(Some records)
◆ ◆ ◆ ◆

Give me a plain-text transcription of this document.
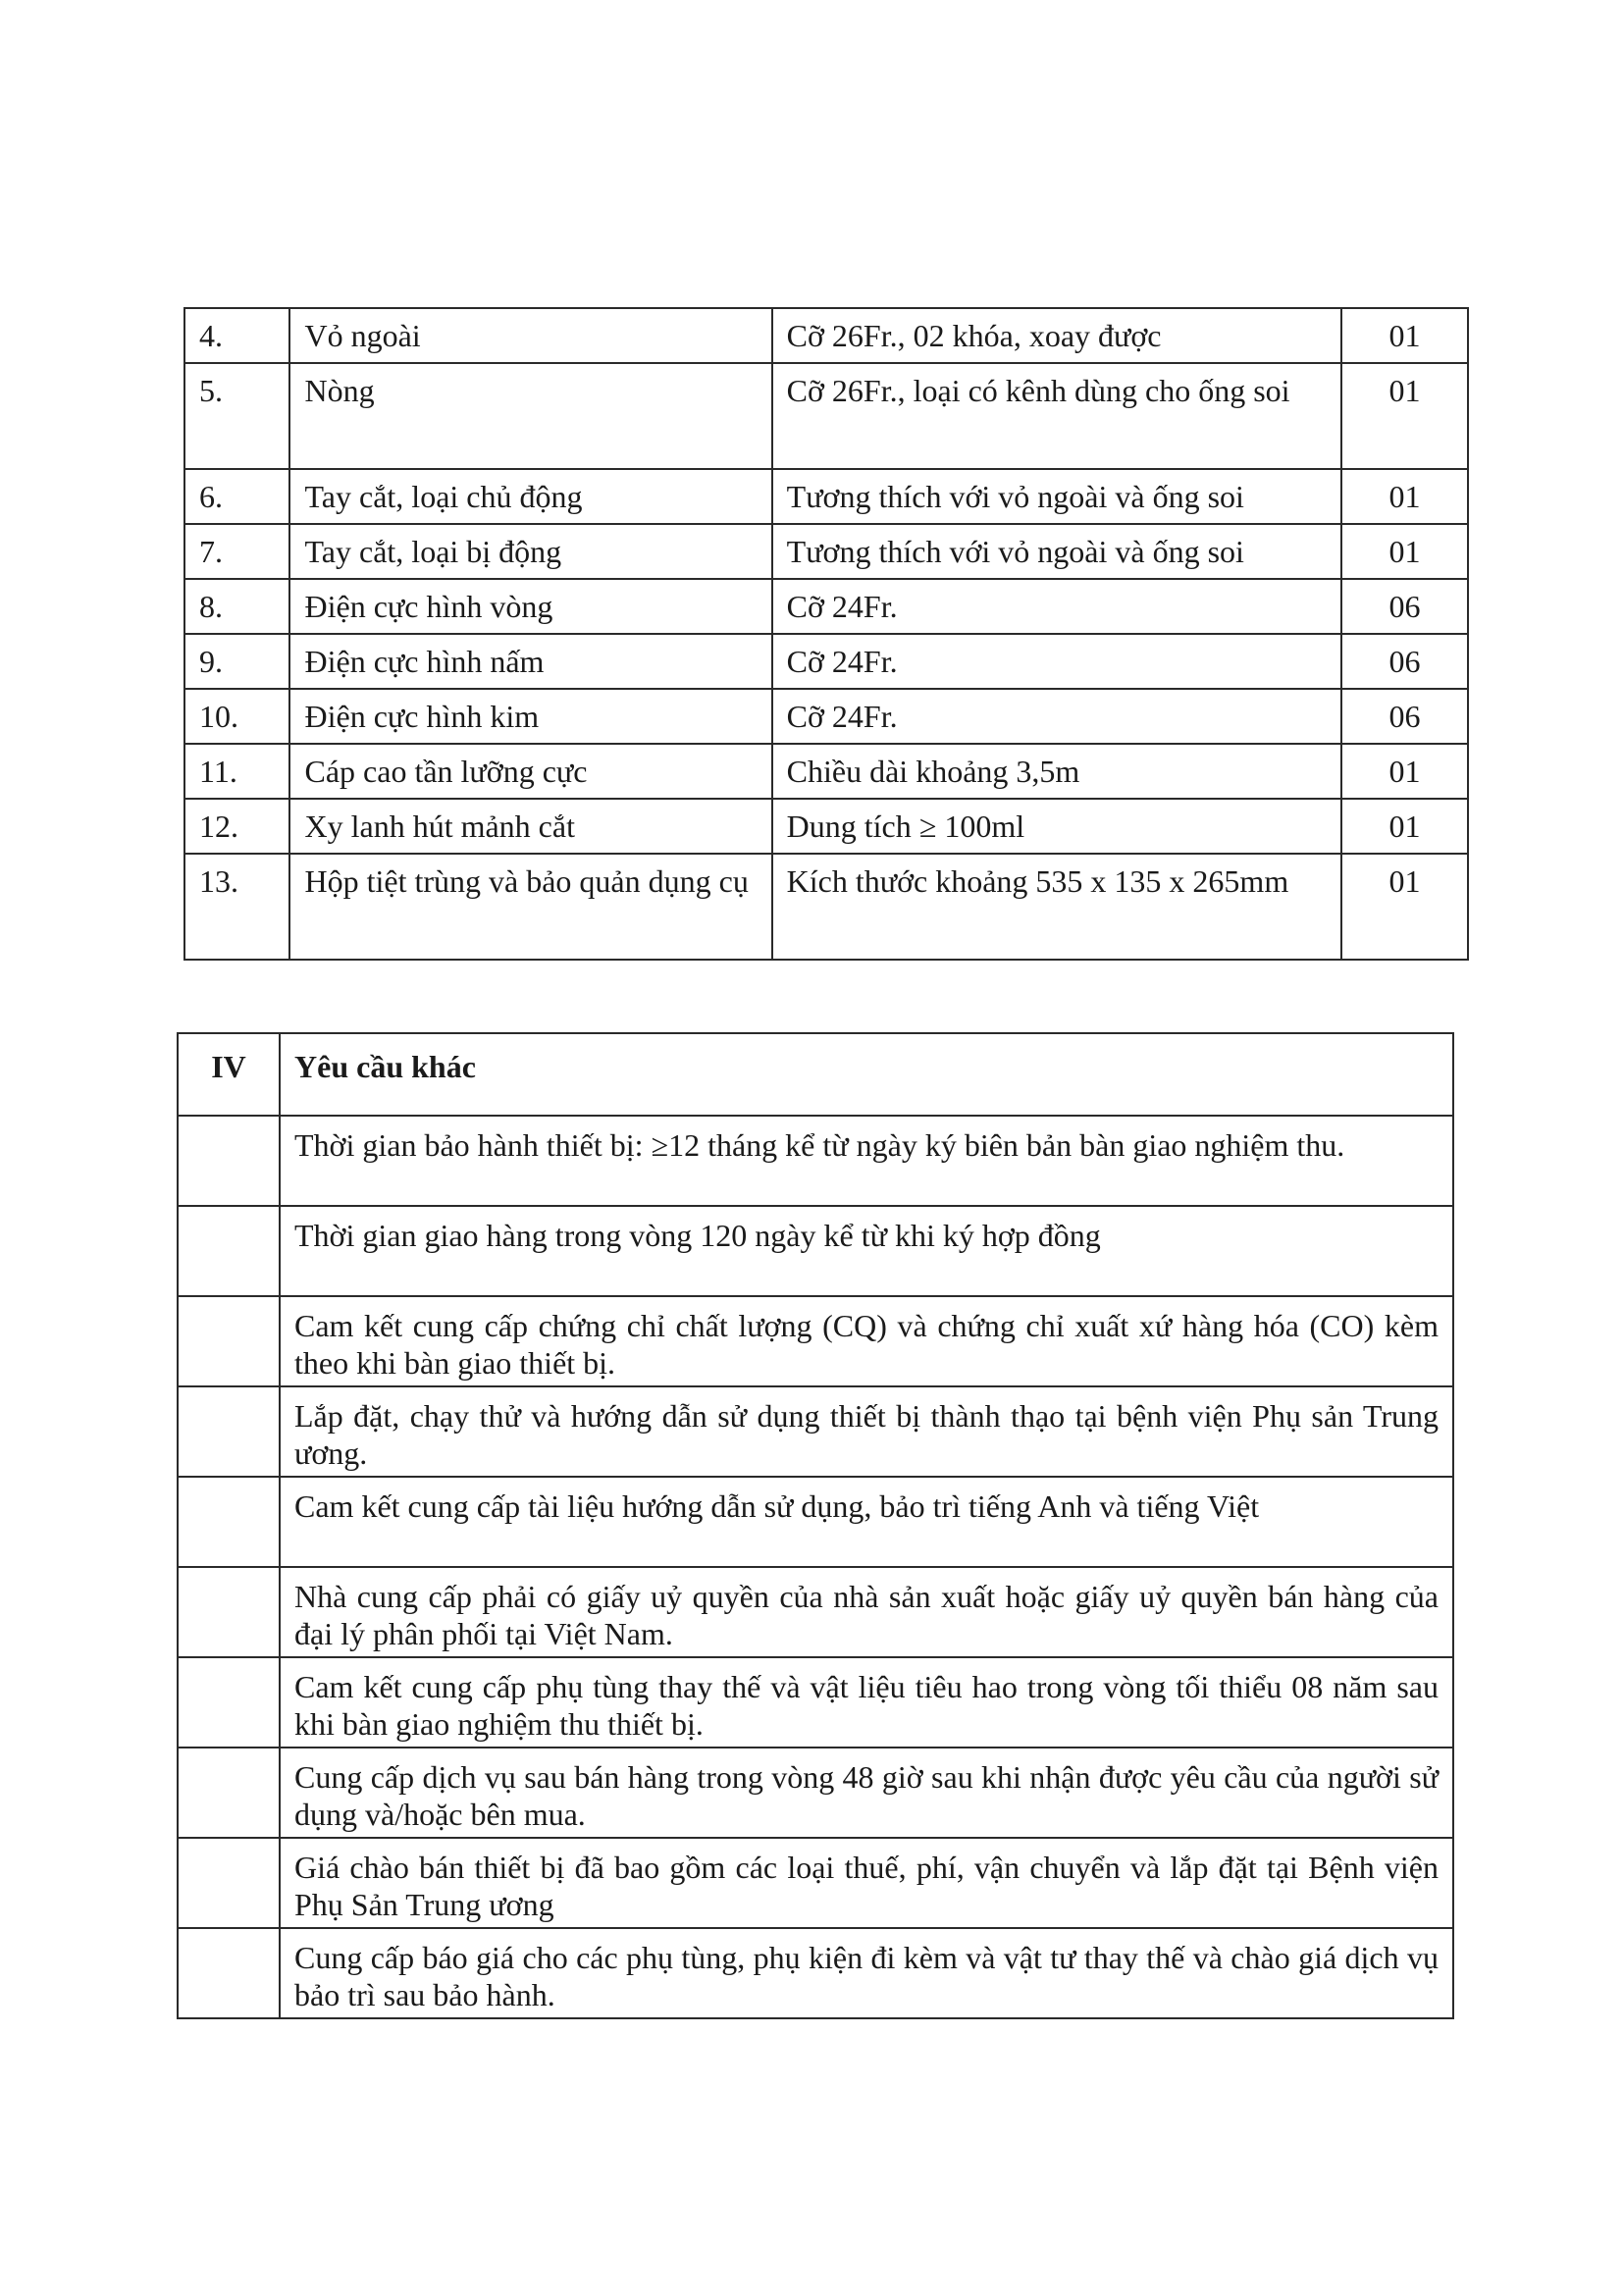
4.	Vỏ ngoài	Cỡ 26Fr., 02 khóa, xoay được	01
5.	Nòng	Cỡ 26Fr., loại có kênh dùng cho ống soi	01
6.	Tay cắt, loại chủ động	Tương thích với vỏ ngoài và ống soi	01
7.	Tay cắt, loại bị động	Tương thích với vỏ ngoài và ống soi	01
8.	Điện cực hình vòng	Cỡ 24Fr.	06
9.	Điện cực hình nấm	Cỡ 24Fr.	06
10.	Điện cực hình kim	Cỡ 24Fr.	06
11.	Cáp cao tần lưỡng cực	Chiều dài khoảng 3,5m	01
12.	Xy lanh hút mảnh cắt	Dung tích ≥ 100ml	01
13.	Hộp tiệt trùng và bảo quản dụng cụ	Kích thước khoảng 535 x 135 x 265mm	01
IV	Yêu cầu khác
	Thời gian bảo hành thiết bị: ≥12 tháng kể từ ngày ký biên bản bàn giao nghiệm thu.
	Thời gian giao hàng trong vòng 120 ngày kể từ khi ký hợp đồng
	Cam kết cung cấp chứng chỉ chất lượng (CQ) và chứng chỉ xuất xứ hàng hóa (CO) kèm theo khi bàn giao thiết bị.
	Lắp đặt, chạy thử và hướng dẫn sử dụng thiết bị thành thạo tại bệnh viện Phụ sản Trung ương.
	Cam kết cung cấp tài liệu hướng dẫn sử dụng, bảo trì tiếng Anh và tiếng Việt
	Nhà cung cấp phải có giấy uỷ quyền của nhà sản xuất hoặc giấy uỷ quyền bán hàng của đại lý phân phối tại Việt Nam.
	Cam kết cung cấp phụ tùng thay thế và vật liệu tiêu hao trong vòng tối thiểu 08 năm sau khi bàn giao nghiệm thu thiết bị.
	Cung cấp dịch vụ sau bán hàng trong vòng 48 giờ sau khi nhận được yêu cầu của người sử dụng và/hoặc bên mua.
	Giá chào bán thiết bị đã bao gồm các loại thuế, phí, vận chuyển và lắp đặt tại Bệnh viện Phụ Sản Trung ương
	Cung cấp báo giá cho các phụ tùng, phụ kiện đi kèm và vật tư thay thế và chào giá dịch vụ bảo trì sau bảo hành.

◆ ◆ ◆ ◆

The request -> Choose all lines containing the string "dịch" and copy them out.

Solution to this exercise ->
	Cung cấp dịch vụ sau bán hàng trong vòng 48 giờ sau khi nhận được yêu cầu của người sử dụng và/hoặc bên mua.
	Cung cấp báo giá cho các phụ tùng, phụ kiện đi kèm và vật tư thay thế và chào giá dịch vụ bảo trì sau bảo hành.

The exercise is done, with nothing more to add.